[Start Dataset extract]

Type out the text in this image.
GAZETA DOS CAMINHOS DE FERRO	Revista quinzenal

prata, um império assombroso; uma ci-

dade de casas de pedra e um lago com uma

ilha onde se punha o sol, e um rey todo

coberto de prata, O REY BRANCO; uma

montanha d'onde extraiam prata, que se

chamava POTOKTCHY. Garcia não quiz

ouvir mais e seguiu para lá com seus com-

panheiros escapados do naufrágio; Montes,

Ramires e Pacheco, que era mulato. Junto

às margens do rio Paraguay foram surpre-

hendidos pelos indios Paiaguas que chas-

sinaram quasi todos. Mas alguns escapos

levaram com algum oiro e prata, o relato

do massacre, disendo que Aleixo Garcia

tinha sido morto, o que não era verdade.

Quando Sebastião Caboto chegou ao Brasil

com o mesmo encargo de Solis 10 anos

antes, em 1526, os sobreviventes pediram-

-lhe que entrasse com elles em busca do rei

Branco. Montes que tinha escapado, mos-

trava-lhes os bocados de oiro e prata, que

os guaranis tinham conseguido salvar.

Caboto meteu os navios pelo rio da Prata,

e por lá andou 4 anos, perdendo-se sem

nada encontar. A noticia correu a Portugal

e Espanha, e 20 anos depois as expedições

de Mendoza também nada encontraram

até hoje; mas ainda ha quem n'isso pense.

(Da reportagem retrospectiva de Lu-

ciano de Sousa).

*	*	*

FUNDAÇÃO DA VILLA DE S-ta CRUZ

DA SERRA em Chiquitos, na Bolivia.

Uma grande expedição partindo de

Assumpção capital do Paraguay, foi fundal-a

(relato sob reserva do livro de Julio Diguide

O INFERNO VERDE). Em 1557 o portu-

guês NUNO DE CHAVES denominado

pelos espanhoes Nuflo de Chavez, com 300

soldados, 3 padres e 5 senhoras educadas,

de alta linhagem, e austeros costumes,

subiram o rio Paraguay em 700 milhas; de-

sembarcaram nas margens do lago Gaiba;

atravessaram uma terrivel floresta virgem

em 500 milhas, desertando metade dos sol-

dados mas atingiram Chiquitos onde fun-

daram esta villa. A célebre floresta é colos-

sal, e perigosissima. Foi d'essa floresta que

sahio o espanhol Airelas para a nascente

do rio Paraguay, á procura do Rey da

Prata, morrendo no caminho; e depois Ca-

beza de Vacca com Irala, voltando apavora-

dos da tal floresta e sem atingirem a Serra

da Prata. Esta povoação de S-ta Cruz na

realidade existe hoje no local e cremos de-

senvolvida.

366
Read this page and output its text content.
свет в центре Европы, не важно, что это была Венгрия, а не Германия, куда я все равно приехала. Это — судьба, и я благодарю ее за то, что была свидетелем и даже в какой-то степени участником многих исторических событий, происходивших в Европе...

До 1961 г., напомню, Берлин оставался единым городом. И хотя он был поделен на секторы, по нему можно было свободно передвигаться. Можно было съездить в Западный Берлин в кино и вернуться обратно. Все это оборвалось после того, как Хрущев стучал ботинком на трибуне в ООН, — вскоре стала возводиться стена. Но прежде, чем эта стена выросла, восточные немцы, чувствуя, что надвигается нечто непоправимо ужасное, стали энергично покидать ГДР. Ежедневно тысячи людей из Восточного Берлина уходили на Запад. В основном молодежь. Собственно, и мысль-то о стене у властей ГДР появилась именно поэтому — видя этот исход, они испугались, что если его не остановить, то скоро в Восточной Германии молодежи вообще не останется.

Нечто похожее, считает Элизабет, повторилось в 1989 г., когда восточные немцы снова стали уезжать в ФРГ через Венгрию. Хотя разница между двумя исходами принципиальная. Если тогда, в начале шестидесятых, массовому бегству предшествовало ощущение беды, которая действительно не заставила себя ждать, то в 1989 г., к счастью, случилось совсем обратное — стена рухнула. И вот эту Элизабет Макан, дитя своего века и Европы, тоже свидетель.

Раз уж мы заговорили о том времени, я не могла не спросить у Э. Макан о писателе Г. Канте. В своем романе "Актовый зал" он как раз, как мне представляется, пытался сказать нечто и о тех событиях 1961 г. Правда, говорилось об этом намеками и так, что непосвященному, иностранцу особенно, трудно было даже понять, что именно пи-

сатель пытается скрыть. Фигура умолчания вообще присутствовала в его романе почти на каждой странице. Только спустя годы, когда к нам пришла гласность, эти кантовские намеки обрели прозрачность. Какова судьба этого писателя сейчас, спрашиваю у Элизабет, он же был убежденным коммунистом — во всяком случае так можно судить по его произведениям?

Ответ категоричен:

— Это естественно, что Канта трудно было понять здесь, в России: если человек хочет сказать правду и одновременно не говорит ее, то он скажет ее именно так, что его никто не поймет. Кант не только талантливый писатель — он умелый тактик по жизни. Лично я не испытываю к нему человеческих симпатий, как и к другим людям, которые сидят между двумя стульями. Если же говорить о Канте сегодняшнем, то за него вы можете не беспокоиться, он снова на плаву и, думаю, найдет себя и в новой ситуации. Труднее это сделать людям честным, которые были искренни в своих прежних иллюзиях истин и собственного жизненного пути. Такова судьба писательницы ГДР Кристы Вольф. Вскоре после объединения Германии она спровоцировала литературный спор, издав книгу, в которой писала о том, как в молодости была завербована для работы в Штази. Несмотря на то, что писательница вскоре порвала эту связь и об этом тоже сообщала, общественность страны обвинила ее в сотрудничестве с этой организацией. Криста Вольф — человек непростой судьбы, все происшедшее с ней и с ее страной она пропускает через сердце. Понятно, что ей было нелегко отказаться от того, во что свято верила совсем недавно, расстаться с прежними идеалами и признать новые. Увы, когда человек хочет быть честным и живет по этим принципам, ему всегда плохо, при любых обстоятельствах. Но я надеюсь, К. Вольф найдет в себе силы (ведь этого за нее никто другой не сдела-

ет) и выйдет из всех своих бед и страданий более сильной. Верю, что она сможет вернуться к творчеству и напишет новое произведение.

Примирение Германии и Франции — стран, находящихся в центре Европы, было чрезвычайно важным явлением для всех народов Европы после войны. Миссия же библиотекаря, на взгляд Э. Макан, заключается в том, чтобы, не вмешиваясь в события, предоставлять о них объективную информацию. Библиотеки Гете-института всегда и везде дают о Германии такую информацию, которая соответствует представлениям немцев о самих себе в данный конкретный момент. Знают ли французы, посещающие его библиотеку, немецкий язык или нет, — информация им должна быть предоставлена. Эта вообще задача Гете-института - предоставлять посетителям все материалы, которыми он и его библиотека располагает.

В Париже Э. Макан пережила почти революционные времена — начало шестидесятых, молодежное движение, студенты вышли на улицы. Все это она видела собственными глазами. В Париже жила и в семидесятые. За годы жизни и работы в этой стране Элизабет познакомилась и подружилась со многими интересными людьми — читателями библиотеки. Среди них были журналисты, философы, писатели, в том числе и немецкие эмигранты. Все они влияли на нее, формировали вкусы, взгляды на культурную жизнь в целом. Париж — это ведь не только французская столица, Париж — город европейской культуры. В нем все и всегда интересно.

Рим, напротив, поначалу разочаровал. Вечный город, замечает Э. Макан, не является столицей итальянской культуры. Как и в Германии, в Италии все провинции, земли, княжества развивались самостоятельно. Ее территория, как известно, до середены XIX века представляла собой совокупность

[End Dataset extract]

- Exercise brief
Extract every record and return it verbatim.

- Exercise solution
Type out the text in this image.
GAZETA DOS CAMINHOS DE FERRO	Revista quinzenal

prata, um império assombroso; uma ci-

dade de casas de pedra e um lago com uma

ilha onde se punha o sol, e um rey todo

coberto de prata, O REY BRANCO; uma

montanha d'onde extraiam prata, que se

chamava POTOKTCHY. Garcia não quiz

ouvir mais e seguiu para lá com seus com-

panheiros escapados do naufrágio; Montes,

Ramires e Pacheco, que era mulato. Junto

às margens do rio Paraguay foram surpre-

hendidos pelos indios Paiaguas que chas-

sinaram quasi todos. Mas alguns escapos

levaram com algum oiro e prata, o relato

do massacre, disendo que Aleixo Garcia

tinha sido morto, o que não era verdade.

Quando Sebastião Caboto chegou ao Brasil

com o mesmo encargo de Solis 10 anos

antes, em 1526, os sobreviventes pediram-

-lhe que entrasse com elles em busca do rei

Branco. Montes que tinha escapado, mos-

trava-lhes os bocados de oiro e prata, que

os guaranis tinham conseguido salvar.

Caboto meteu os navios pelo rio da Prata,

e por lá andou 4 anos, perdendo-se sem

nada encontar. A noticia correu a Portugal

e Espanha, e 20 anos depois as expedições

de Mendoza também nada encontraram

até hoje; mas ainda ha quem n'isso pense.

(Da reportagem retrospectiva de Lu-

ciano de Sousa).

*	*	*

FUNDAÇÃO DA VILLA DE S-ta CRUZ

DA SERRA em Chiquitos, na Bolivia.

Uma grande expedição partindo de

Assumpção capital do Paraguay, foi fundal-a

(relato sob reserva do livro de Julio Diguide

O INFERNO VERDE). Em 1557 o portu-

guês NUNO DE CHAVES denominado

pelos espanhoes Nuflo de Chavez, com 300

soldados, 3 padres e 5 senhoras educadas,

de alta linhagem, e austeros costumes,

subiram o rio Paraguay em 700 milhas; de-

sembarcaram nas margens do lago Gaiba;

atravessaram uma terrivel floresta virgem

em 500 milhas, desertando metade dos sol-

dados mas atingiram Chiquitos onde fun-

daram esta villa. A célebre floresta é colos-

sal, e perigosissima. Foi d'essa floresta que

sahio o espanhol Airelas para a nascente

do rio Paraguay, á procura do Rey da

Prata, morrendo no caminho; e depois Ca-

beza de Vacca com Irala, voltando apavora-

dos da tal floresta e sem atingirem a Serra

da Prata. Esta povoação de S-ta Cruz na

realidade existe hoje no local e cremos de-

senvolvida.

366
Read this page and output its text content.
свет в центре Европы, не важно, что это была Венгрия, а не Германия, куда я все равно приехала. Это — судьба, и я благодарю ее за то, что была свидетелем и даже в какой-то степени участником многих исторических событий, происходивших в Европе...

До 1961 г., напомню, Берлин оставался единым городом. И хотя он был поделен на секторы, по нему можно было свободно передвигаться. Можно было съездить в Западный Берлин в кино и вернуться обратно. Все это оборвалось после того, как Хрущев стучал ботинком на трибуне в ООН, — вскоре стала возводиться стена. Но прежде, чем эта стена выросла, восточные немцы, чувствуя, что надвигается нечто непоправимо ужасное, стали энергично покидать ГДР. Ежедневно тысячи людей из Восточного Берлина уходили на Запад. В основном молодежь. Собственно, и мысль-то о стене у властей ГДР появилась именно поэтому — видя этот исход, они испугались, что если его не остановить, то скоро в Восточной Германии молодежи вообще не останется.

Нечто похожее, считает Элизабет, повторилось в 1989 г., когда восточные немцы снова стали уезжать в ФРГ через Венгрию. Хотя разница между двумя исходами принципиальная. Если тогда, в начале шестидесятых, массовому бегству предшествовало ощущение беды, которая действительно не заставила себя ждать, то в 1989 г., к счастью, случилось совсем обратное — стена рухнула. И вот эту Элизабет Макан, дитя своего века и Европы, тоже свидетель.

Раз уж мы заговорили о том времени, я не могла не спросить у Э. Макан о писателе Г. Канте. В своем романе "Актовый зал" он как раз, как мне представляется, пытался сказать нечто и о тех событиях 1961 г. Правда, говорилось об этом намеками и так, что непосвященному, иностранцу особенно, трудно было даже понять, что именно пи-

сатель пытается скрыть. Фигура умолчания вообще присутствовала в его романе почти на каждой странице. Только спустя годы, когда к нам пришла гласность, эти кантовские намеки обрели прозрачность. Какова судьба этого писателя сейчас, спрашиваю у Элизабет, он же был убежденным коммунистом — во всяком случае так можно судить по его произведениям?

Ответ категоричен:

— Это естественно, что Канта трудно было понять здесь, в России: если человек хочет сказать правду и одновременно не говорит ее, то он скажет ее именно так, что его никто не поймет. Кант не только талантливый писатель — он умелый тактик по жизни. Лично я не испытываю к нему человеческих симпатий, как и к другим людям, которые сидят между двумя стульями. Если же говорить о Канте сегодняшнем, то за него вы можете не беспокоиться, он снова на плаву и, думаю, найдет себя и в новой ситуации. Труднее это сделать людям честным, которые были искренни в своих прежних иллюзиях истин и собственного жизненного пути. Такова судьба писательницы ГДР Кристы Вольф. Вскоре после объединения Германии она спровоцировала литературный спор, издав книгу, в которой писала о том, как в молодости была завербована для работы в Штази. Несмотря на то, что писательница вскоре порвала эту связь и об этом тоже сообщала, общественность страны обвинила ее в сотрудничестве с этой организацией. Криста Вольф — человек непростой судьбы, все происшедшее с ней и с ее страной она пропускает через сердце. Понятно, что ей было нелегко отказаться от того, во что свято верила совсем недавно, расстаться с прежними идеалами и признать новые. Увы, когда человек хочет быть честным и живет по этим принципам, ему всегда плохо, при любых обстоятельствах. Но я надеюсь, К. Вольф найдет в себе силы (ведь этого за нее никто другой не сдела-

ет) и выйдет из всех своих бед и страданий более сильной. Верю, что она сможет вернуться к творчеству и напишет новое произведение.

Примирение Германии и Франции — стран, находящихся в центре Европы, было чрезвычайно важным явлением для всех народов Европы после войны. Миссия же библиотекаря, на взгляд Э. Макан, заключается в том, чтобы, не вмешиваясь в события, предоставлять о них объективную информацию. Библиотеки Гете-института всегда и везде дают о Германии такую информацию, которая соответствует представлениям немцев о самих себе в данный конкретный момент. Знают ли французы, посещающие его библиотеку, немецкий язык или нет, — информация им должна быть предоставлена. Эта вообще задача Гете-института - предоставлять посетителям все материалы, которыми он и его библиотека располагает.

В Париже Э. Макан пережила почти революционные времена — начало шестидесятых, молодежное движение, студенты вышли на улицы. Все это она видела собственными глазами. В Париже жила и в семидесятые. За годы жизни и работы в этой стране Элизабет познакомилась и подружилась со многими интересными людьми — читателями библиотеки. Среди них были журналисты, философы, писатели, в том числе и немецкие эмигранты. Все они влияли на нее, формировали вкусы, взгляды на культурную жизнь в целом. Париж — это ведь не только французская столица, Париж — город европейской культуры. В нем все и всегда интересно.

Рим, напротив, поначалу разочаровал. Вечный город, замечает Э. Макан, не является столицей итальянской культуры. Как и в Германии, в Италии все провинции, земли, княжества развивались самостоятельно. Ее территория, как известно, до середены XIX века представляла собой совокупность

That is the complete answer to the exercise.